Aim of the task » Read the records and gather each line that includes "选择课程".

Material provided »
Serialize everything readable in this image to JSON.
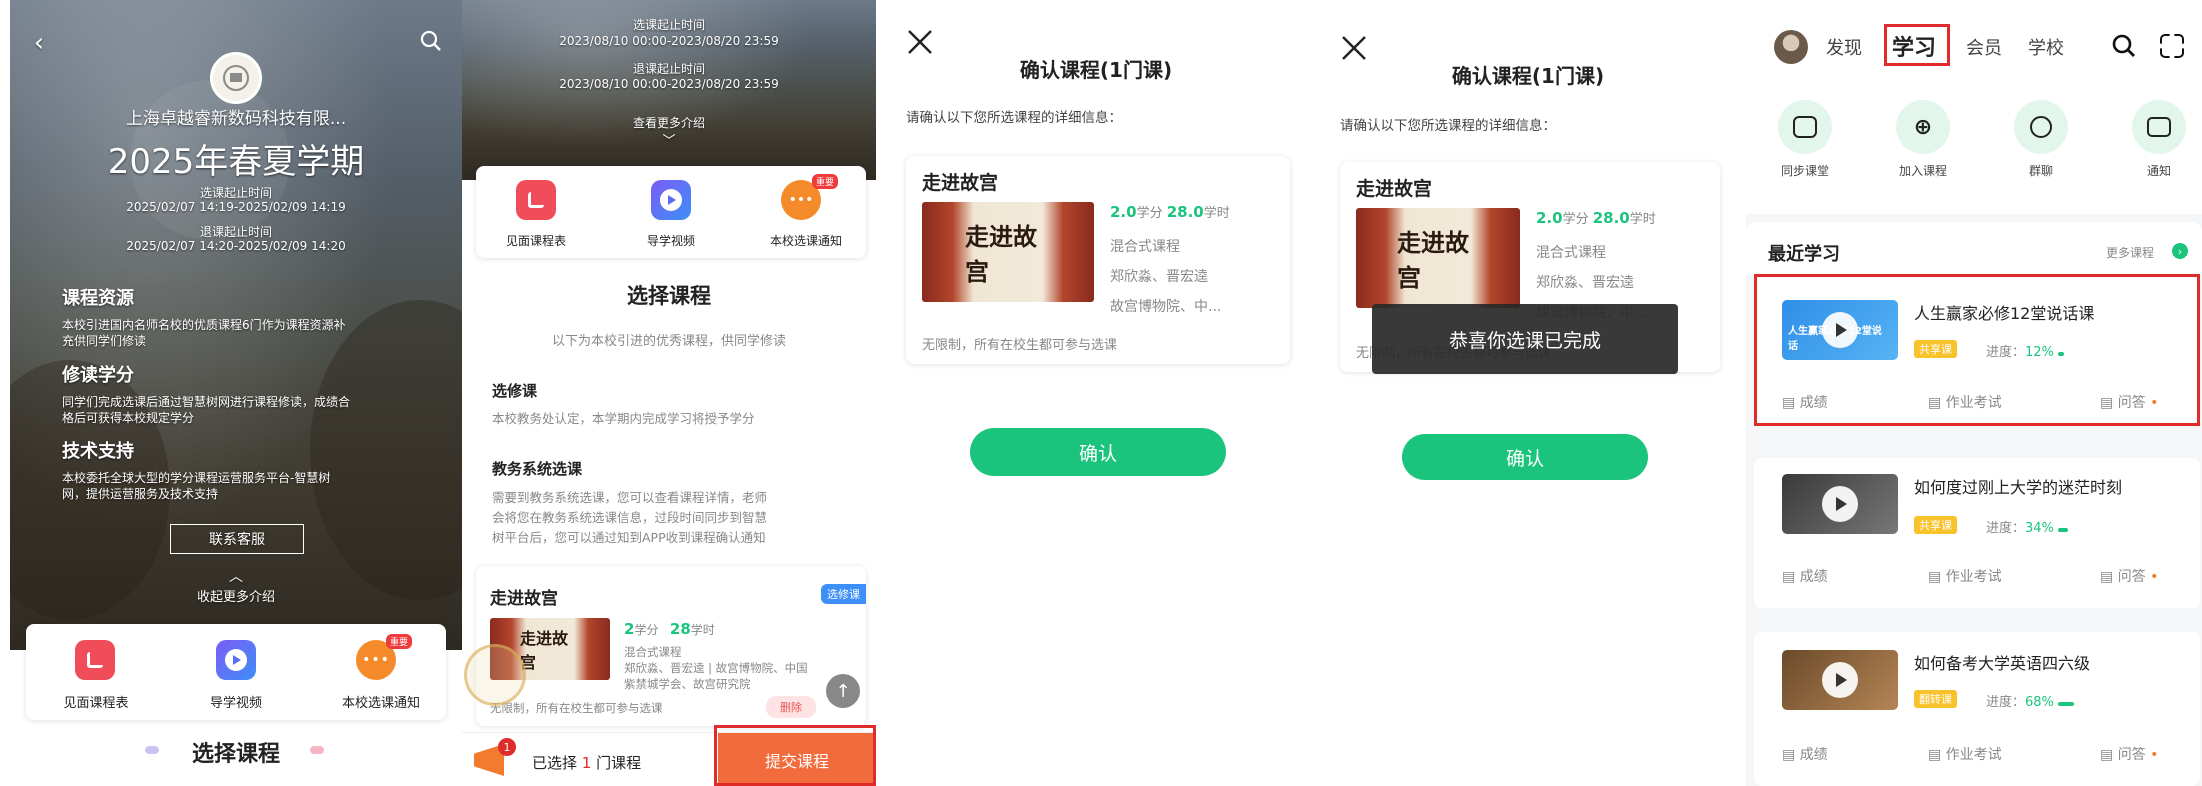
{
  "p1": {
    "org": "上海卓越睿新数码科技有限...",
    "term": "2025年春夏学期",
    "sel_label": "选课起止时间",
    "sel_time": "2025/02/07 14:19-2025/02/09 14:19",
    "drop_label": "退课起止时间",
    "drop_time": "2025/02/07 14:20-2025/02/09 14:20",
    "sections": [
      {
        "title": "课程资源",
        "body1": "本校引进国内名师名校的优质课程6门作为课程资源补",
        "body2": "充供同学们修读"
      },
      {
        "title": "修读学分",
        "body1": "同学们完成选课后通过智慧树网进行课程修读，成绩合",
        "body2": "格后可获得本校规定学分"
      },
      {
        "title": "技术支持",
        "body1": "本校委托全球大型的学分课程运营服务平台-智慧树",
        "body2": "网，提供运营服务及技术支持"
      }
    ],
    "contact": "联系客服",
    "collapse": "收起更多介绍",
    "quick": [
      "见面课程表",
      "导学视频",
      "本校选课通知"
    ],
    "badge": "重要",
    "select_title": "选择课程"
  },
  "p2": {
    "sel_label": "选课起止时间",
    "sel_time": "2023/08/10 00:00-2023/08/20 23:59",
    "drop_label": "退课起止时间",
    "drop_time": "2023/08/10 00:00-2023/08/20 23:59",
    "more": "查看更多介绍",
    "quick": [
      "见面课程表",
      "导学视频",
      "本校选课通知"
    ],
    "badge": "重要",
    "select_title": "选择课程",
    "subtitle": "以下为本校引进的优秀课程，供同学修读",
    "s1_title": "选修课",
    "s1_body": "本校教务处认定，本学期内完成学习将授予学分",
    "s2_title": "教务系统选课",
    "s2_b1": "需要到教务系统选课，您可以查看课程详情，老师",
    "s2_b2": "会将您在教务系统选课信息，过段时间同步到智慧",
    "s2_b3": "树平台后，您可以通过知到APP收到课程确认通知",
    "course": {
      "name": "走进故宫",
      "tag": "选修课",
      "credit": "2",
      "credit_unit": "学分",
      "hours": "28",
      "hours_unit": "学时",
      "mode": "混合式课程",
      "teachers1": "郑欣淼、晋宏逵 | 故宫博物院、中国",
      "teachers2": "紫禁城学会、故宫研究院",
      "note": "无限制，所有在校生都可参与选课",
      "delete": "删除",
      "thumb_text": "走进故宫"
    },
    "selected_prefix": "已选择",
    "selected_count": "1",
    "selected_suffix": "门课程",
    "cart_badge": "1",
    "submit": "提交课程"
  },
  "dialog": {
    "title": "确认课程(1门课)",
    "desc": "请确认以下您所选课程的详细信息：",
    "name": "走进故宫",
    "credit": "2.0",
    "credit_unit": "学分",
    "hours": "28.0",
    "hours_unit": "学时",
    "mode": "混合式课程",
    "teachers": "郑欣淼、晋宏逵",
    "inst": "故宫博物院、中...",
    "note": "无限制，所有在校生都可参与选课",
    "confirm": "确认",
    "thumb_text": "走进故宫",
    "toast": "恭喜你选课已完成"
  },
  "p5": {
    "tabs": [
      "发现",
      "学习",
      "会员",
      "学校"
    ],
    "icons": [
      "同步课堂",
      "加入课程",
      "群聊",
      "通知"
    ],
    "recent": "最近学习",
    "more": "更多课程",
    "courses": [
      {
        "title": "人生赢家必修12堂说话课",
        "tag": "共享课",
        "progress_label": "进度：",
        "progress": "12%",
        "thumb": "人生赢家必修12堂说话"
      },
      {
        "title": "如何度过刚上大学的迷茫时刻",
        "tag": "共享课",
        "progress_label": "进度：",
        "progress": "34%",
        "thumb": ""
      },
      {
        "title": "如何备考大学英语四六级",
        "tag": "翻转课",
        "progress_label": "进度：",
        "progress": "68%",
        "thumb": ""
      }
    ],
    "actions": [
      "成绩",
      "作业考试",
      "问答"
    ]
  },
  "colors": {
    "green": "#1bc47d",
    "red": "#e02b2b",
    "orange": "#f37b2e"
  }
}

Task response »
    "select_title": "选择课程"
    "select_title": "选择课程",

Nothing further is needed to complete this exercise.